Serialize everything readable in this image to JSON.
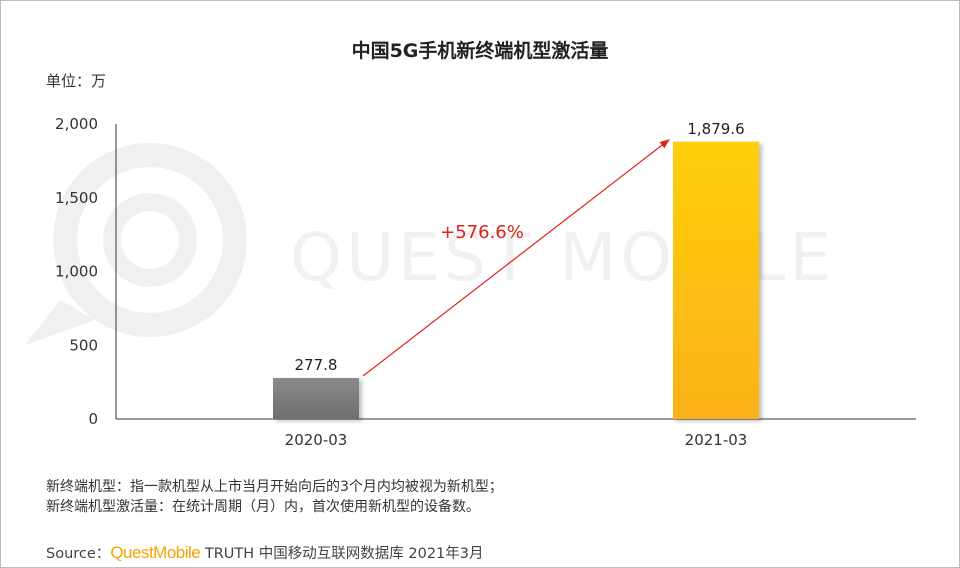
{
  "watermark": "QUEST MOBILE",
  "colors": {
    "bar_2020": "#7a7a7a",
    "bar_2021": "#fdbf10",
    "arrow": "#e0231b",
    "brand": "#f5a300"
  },
  "chart_data": {
    "type": "bar",
    "title": "中国5G手机新终端机型激活量",
    "unit_label": "单位：万",
    "categories": [
      "2020-03",
      "2021-03"
    ],
    "values": [
      277.8,
      1879.6
    ],
    "value_labels": [
      "277.8",
      "1,879.6"
    ],
    "yticks": [
      0,
      500,
      1000,
      1500,
      2000
    ],
    "ytick_labels": [
      "0",
      "500",
      "1,000",
      "1,500",
      "2,000"
    ],
    "ylim": [
      0,
      2000
    ],
    "grid": false,
    "annotation": "+576.6%"
  },
  "notes": [
    "新终端机型：指一款机型从上市当月开始向后的3个月内均被视为新机型；",
    "新终端机型激活量：在统计周期（月）内，首次使用新机型的设备数。"
  ],
  "source": {
    "prefix": "Source：",
    "brand": "QuestMobile",
    "rest": " TRUTH 中国移动互联网数据库 2021年3月"
  }
}
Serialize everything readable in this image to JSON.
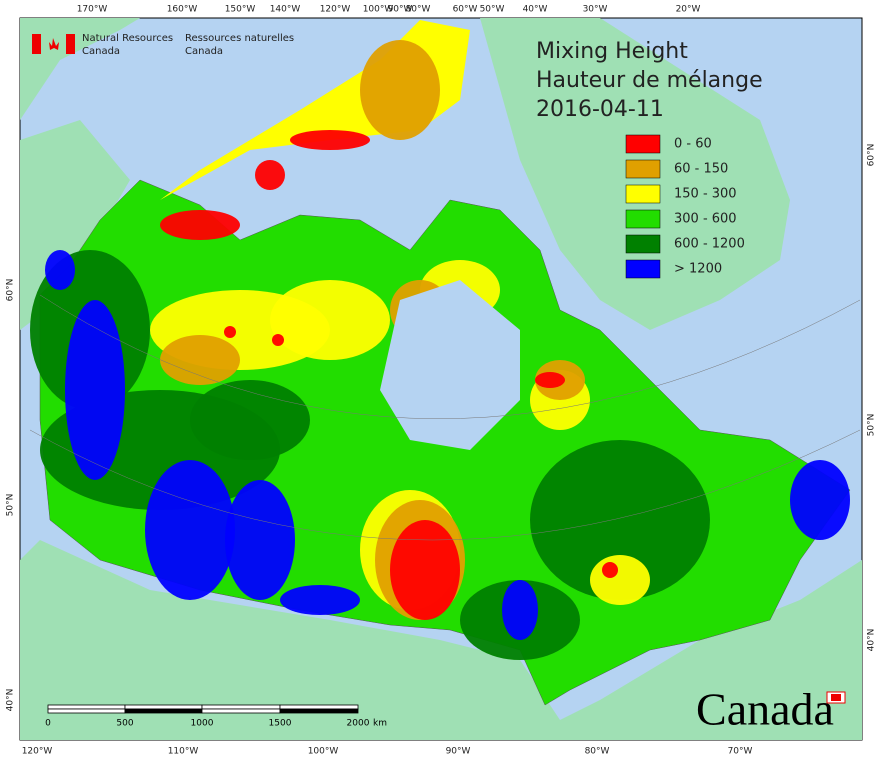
{
  "header": {
    "agency_en": [
      "Natural Resources",
      "Canada"
    ],
    "agency_fr": [
      "Ressources naturelles",
      "Canada"
    ]
  },
  "title": [
    "Mixing Height",
    "Hauteur de mélange",
    "2016-04-11"
  ],
  "legend": [
    {
      "label": "0 - 60",
      "color": "#ff0000"
    },
    {
      "label": "60 - 150",
      "color": "#e0a000"
    },
    {
      "label": "150 - 300",
      "color": "#ffff00"
    },
    {
      "label": "300 - 600",
      "color": "#22dd00"
    },
    {
      "label": "600 - 1200",
      "color": "#008000"
    },
    {
      "label": "> 1200",
      "color": "#0000ff"
    }
  ],
  "graticule": {
    "top": [
      "170°W",
      "160°W",
      "150°W",
      "140°W",
      "120°W",
      "100°W",
      "90°W",
      "80°W",
      "60°W",
      "50°W",
      "40°W",
      "30°W",
      "20°W"
    ],
    "bottom": [
      "120°W",
      "110°W",
      "100°W",
      "90°W",
      "80°W",
      "70°W"
    ],
    "left": [
      "60°N",
      "50°N",
      "40°N"
    ],
    "right": [
      "60°N",
      "50°N",
      "40°N"
    ]
  },
  "scale_bar": {
    "labels": [
      "0",
      "500",
      "1000",
      "1500",
      "2000"
    ],
    "unit": "km"
  },
  "wordmark": "Canada"
}
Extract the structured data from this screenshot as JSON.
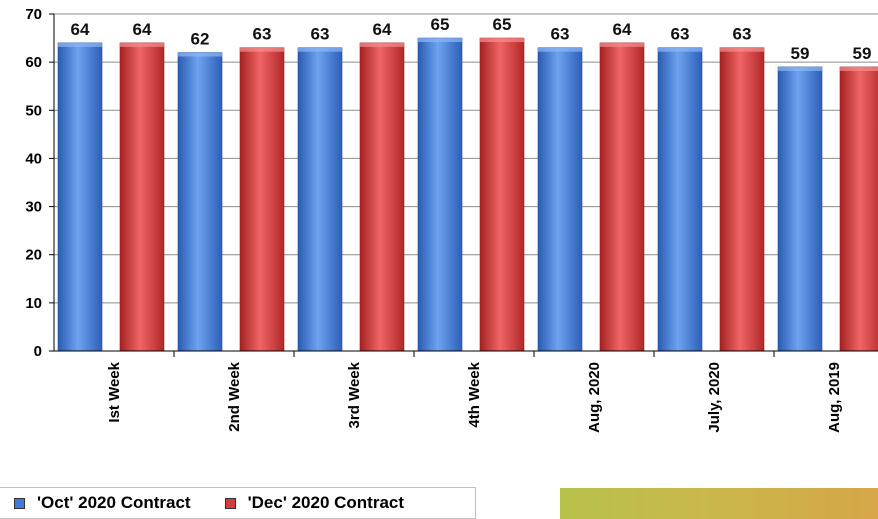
{
  "chart_data": {
    "type": "bar",
    "categories": [
      "Ist Week",
      "2nd Week",
      "3rd Week",
      "4th Week",
      "Aug, 2020",
      "July, 2020",
      "Aug, 2019"
    ],
    "series": [
      {
        "name": "'Oct' 2020 Contract",
        "values": [
          64,
          62,
          63,
          65,
          63,
          63,
          59
        ],
        "labels": [
          "64",
          "62",
          "63",
          "65",
          "63",
          "63",
          "59"
        ],
        "color": "#3f7ad8"
      },
      {
        "name": "'Dec' 2020 Contract",
        "values": [
          64,
          63,
          64,
          65,
          64,
          63,
          59
        ],
        "labels": [
          "64",
          "63",
          "64",
          "65",
          "64",
          "63",
          "59"
        ],
        "color": "#d63a3a"
      }
    ],
    "ylim": [
      0,
      70
    ],
    "yticks": [
      "0",
      "10",
      "20",
      "30",
      "40",
      "50",
      "60",
      "70"
    ],
    "grid": true,
    "legend_position": "bottom-left"
  },
  "colors": {
    "accent_band": "#c9b84a"
  }
}
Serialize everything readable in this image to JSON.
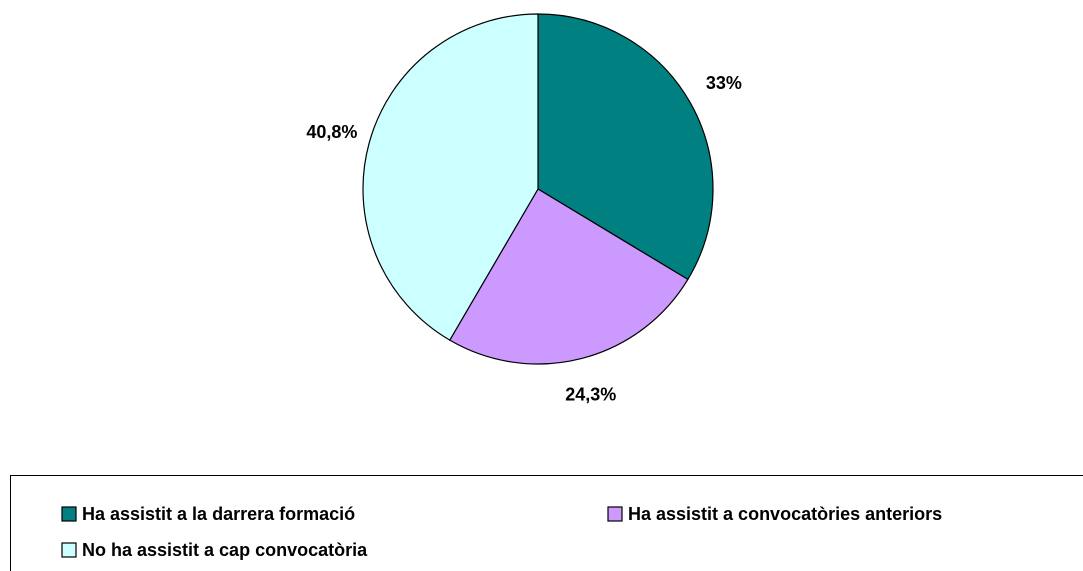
{
  "chart_data": {
    "type": "pie",
    "categories": [
      "Ha assistit a la darrera formació",
      "Ha assistit a convocatòries anteriors",
      "No ha assistit a cap convocatòria"
    ],
    "values": [
      33,
      24.3,
      40.8
    ],
    "value_labels": [
      "33%",
      "24,3%",
      "40,8%"
    ],
    "colors": [
      "#008080",
      "#cc99ff",
      "#ccffff"
    ],
    "legend": "bottom"
  }
}
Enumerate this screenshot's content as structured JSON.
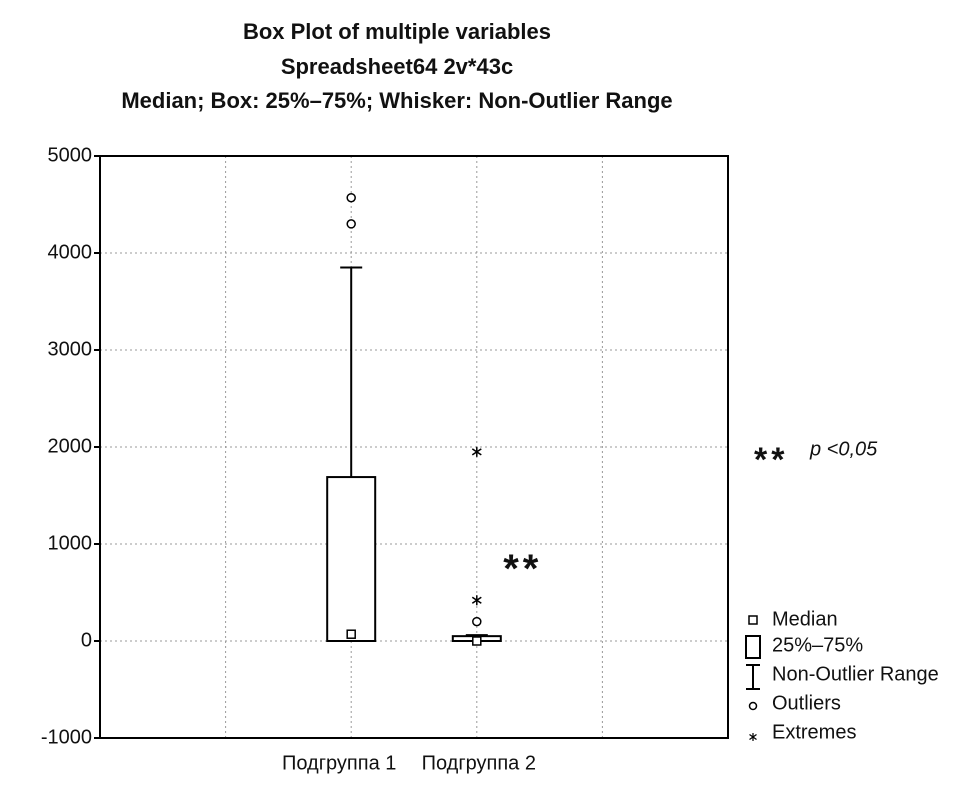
{
  "chart_data": {
    "type": "box",
    "title": "Box Plot of multiple variables",
    "subtitle": [
      "Spreadsheet64 2v*43c",
      "Median; Box: 25%–75%; Whisker: Non-Outlier Range"
    ],
    "categories": [
      "Подгруппа 1",
      "Подгруппа 2"
    ],
    "series": [
      {
        "median": 70,
        "q1": 0,
        "q3": 1690,
        "whisker_low": 0,
        "whisker_high": 3850,
        "outliers": [
          4570,
          4300
        ],
        "extremes": []
      },
      {
        "median": 0,
        "q1": 0,
        "q3": 50,
        "whisker_low": 0,
        "whisker_high": 60,
        "outliers": [
          200
        ],
        "extremes": [
          420,
          1950
        ]
      }
    ],
    "ylim": [
      -1000,
      5000
    ],
    "yticks": [
      5000,
      4000,
      3000,
      2000,
      1000,
      0,
      -1000
    ],
    "grid": true,
    "color": "#000000",
    "legend": [
      "Median",
      "25%–75%",
      "Non-Outlier Range",
      "Outliers",
      "Extremes"
    ],
    "annotations": [
      {
        "text": "**",
        "category": 1,
        "y": 800
      }
    ],
    "note": {
      "symbol": "**",
      "text": "p <0,05"
    }
  }
}
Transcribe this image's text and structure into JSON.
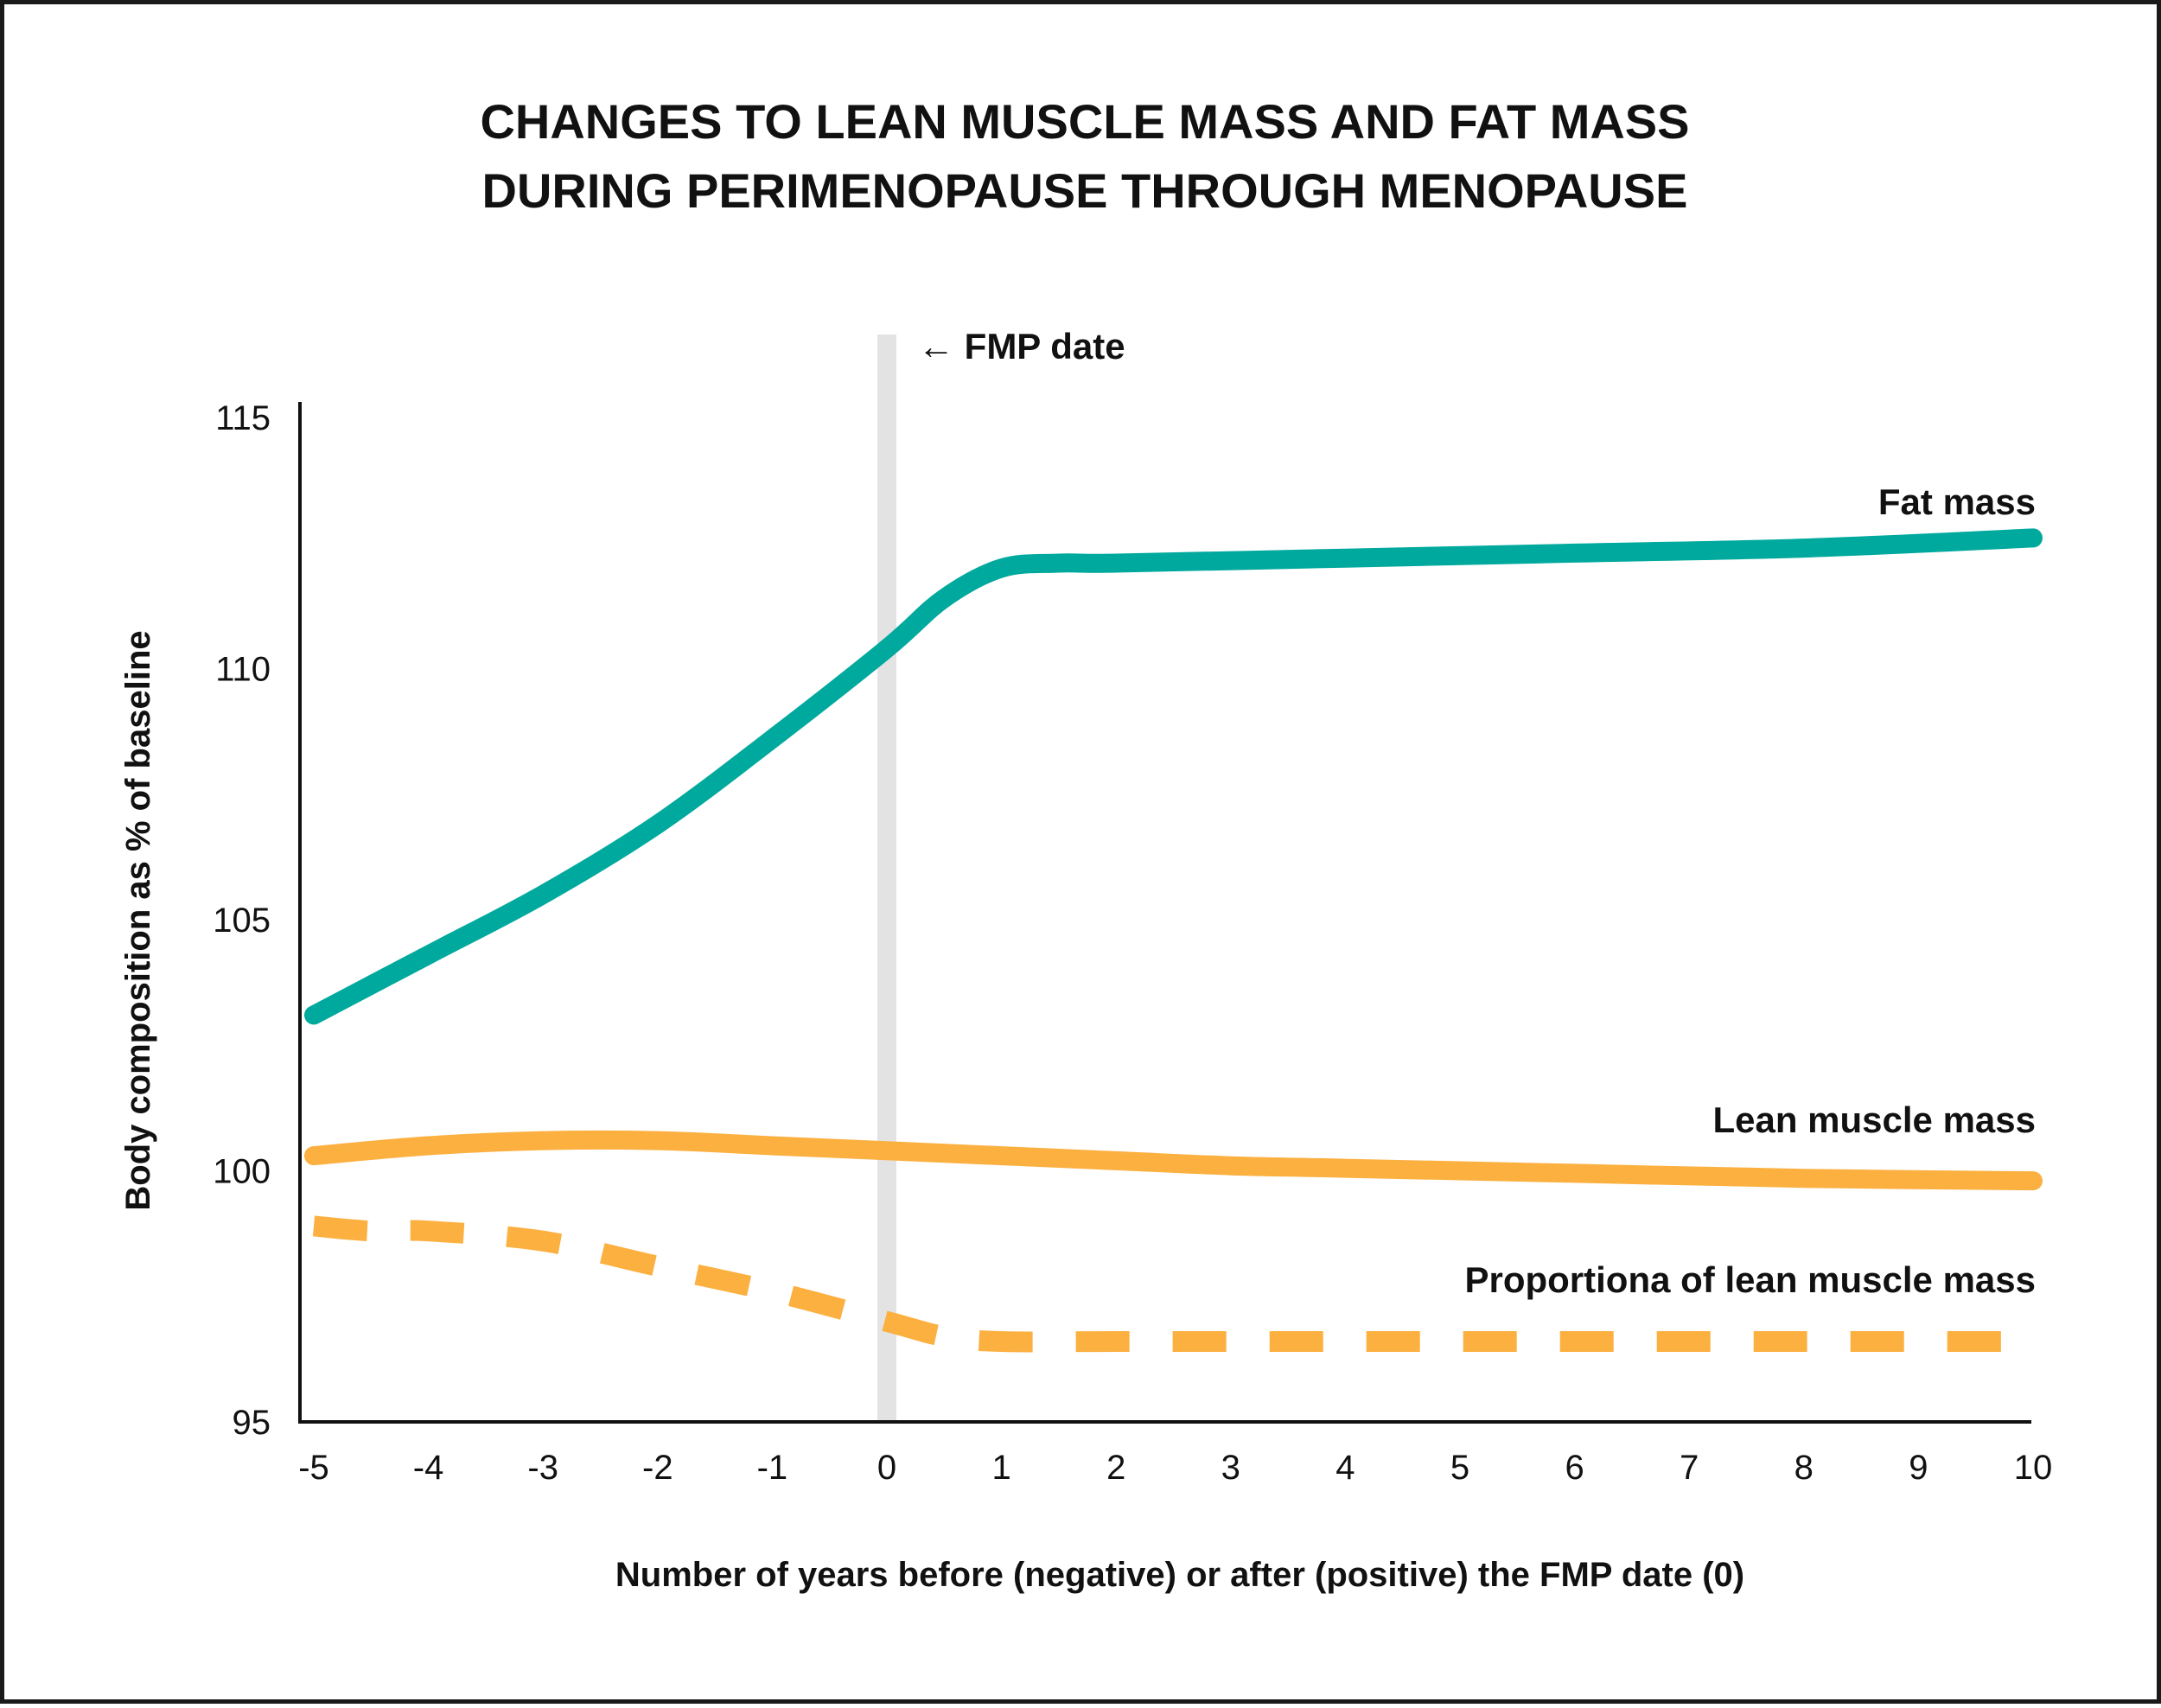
{
  "chart_data": {
    "type": "line",
    "title_lines": [
      "CHANGES TO LEAN MUSCLE MASS AND FAT MASS",
      "DURING PERIMENOPAUSE THROUGH MENOPAUSE"
    ],
    "xlabel": "Number of years before (negative) or after (positive) the FMP date (0)",
    "ylabel": "Body composition as % of baseline",
    "x_ticks": [
      -5,
      -4,
      -3,
      -2,
      -1,
      0,
      1,
      2,
      3,
      4,
      5,
      6,
      7,
      8,
      9,
      10
    ],
    "y_ticks": [
      95,
      100,
      105,
      110,
      115
    ],
    "xlim": [
      -5,
      10
    ],
    "ylim": [
      95,
      115
    ],
    "grid": false,
    "annotation": {
      "x": 0,
      "label": "← FMP date"
    },
    "series": [
      {
        "name": "Fat mass",
        "style": "solid",
        "color": "#00A99D",
        "x": [
          -5,
          -4,
          -3,
          -2,
          -1,
          0,
          0.5,
          1,
          1.5,
          2,
          4,
          6,
          8,
          10
        ],
        "y": [
          103.1,
          104.3,
          105.5,
          106.9,
          108.6,
          110.4,
          111.4,
          112.0,
          112.1,
          112.1,
          112.2,
          112.3,
          112.4,
          112.6
        ]
      },
      {
        "name": "Lean muscle mass",
        "style": "solid",
        "color": "#FBB040",
        "x": [
          -5,
          -4,
          -3,
          -2,
          -1,
          0,
          1,
          2,
          3,
          4,
          6,
          8,
          10
        ],
        "y": [
          100.3,
          100.5,
          100.6,
          100.6,
          100.5,
          100.4,
          100.3,
          100.2,
          100.1,
          100.05,
          99.95,
          99.85,
          99.8
        ]
      },
      {
        "name": "Proportiona of lean muscle mass",
        "style": "dashed",
        "color": "#FBB040",
        "x": [
          -5,
          -4.5,
          -4,
          -3,
          -2,
          -1,
          0,
          0.5,
          1,
          2,
          4,
          6,
          8,
          10
        ],
        "y": [
          98.9,
          98.8,
          98.8,
          98.6,
          98.1,
          97.6,
          97.0,
          96.7,
          96.6,
          96.6,
          96.6,
          96.6,
          96.6,
          96.6
        ]
      }
    ]
  }
}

——————

Report back each line of the entries that holds the string "text".

_Result of this task_
        "text": "**",
      "text": "p <0,05"
Transcribe this image's text and structure into JSON.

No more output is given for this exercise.